**AIM OF THE TASK:**
Each line of the material below should be reproduced exactly.

**SUPPLIED RECORDS:**
=-=-=

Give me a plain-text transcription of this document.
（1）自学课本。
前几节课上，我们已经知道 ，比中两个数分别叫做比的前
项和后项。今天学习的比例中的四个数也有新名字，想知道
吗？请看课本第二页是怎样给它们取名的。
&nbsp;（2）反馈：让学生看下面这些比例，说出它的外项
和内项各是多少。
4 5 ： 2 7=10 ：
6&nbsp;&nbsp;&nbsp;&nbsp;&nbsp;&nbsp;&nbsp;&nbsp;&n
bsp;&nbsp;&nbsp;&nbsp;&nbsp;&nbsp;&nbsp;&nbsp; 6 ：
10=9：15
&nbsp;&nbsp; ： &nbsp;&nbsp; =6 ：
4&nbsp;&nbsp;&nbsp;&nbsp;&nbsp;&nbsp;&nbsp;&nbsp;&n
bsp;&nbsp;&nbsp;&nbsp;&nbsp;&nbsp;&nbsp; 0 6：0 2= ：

=-=-=

**CORRECT RESULT:**
Give me a plain-text transcription of this document.
（1）自学课本。
前几节课上，我们已经知道 ，比中两个数分别叫做比的前
项和后项。今天学习的比例中的四个数也有新名字，想知道
吗？请看课本第二页是怎样给它们取名的。
&nbsp;（2）反馈：让学生看下面这些比例，说出它的外项
和内项各是多少。
4 5 ： 2 7=10 ：
6&nbsp;&nbsp;&nbsp;&nbsp;&nbsp;&nbsp;&nbsp;&nbsp;&n
bsp;&nbsp;&nbsp;&nbsp;&nbsp;&nbsp;&nbsp;&nbsp; 6 ：
10=9：15
&nbsp;&nbsp; ： &nbsp;&nbsp; =6 ：
4&nbsp;&nbsp;&nbsp;&nbsp;&nbsp;&nbsp;&nbsp;&nbsp;&n
bsp;&nbsp;&nbsp;&nbsp;&nbsp;&nbsp;&nbsp; 0 6：0 2= ：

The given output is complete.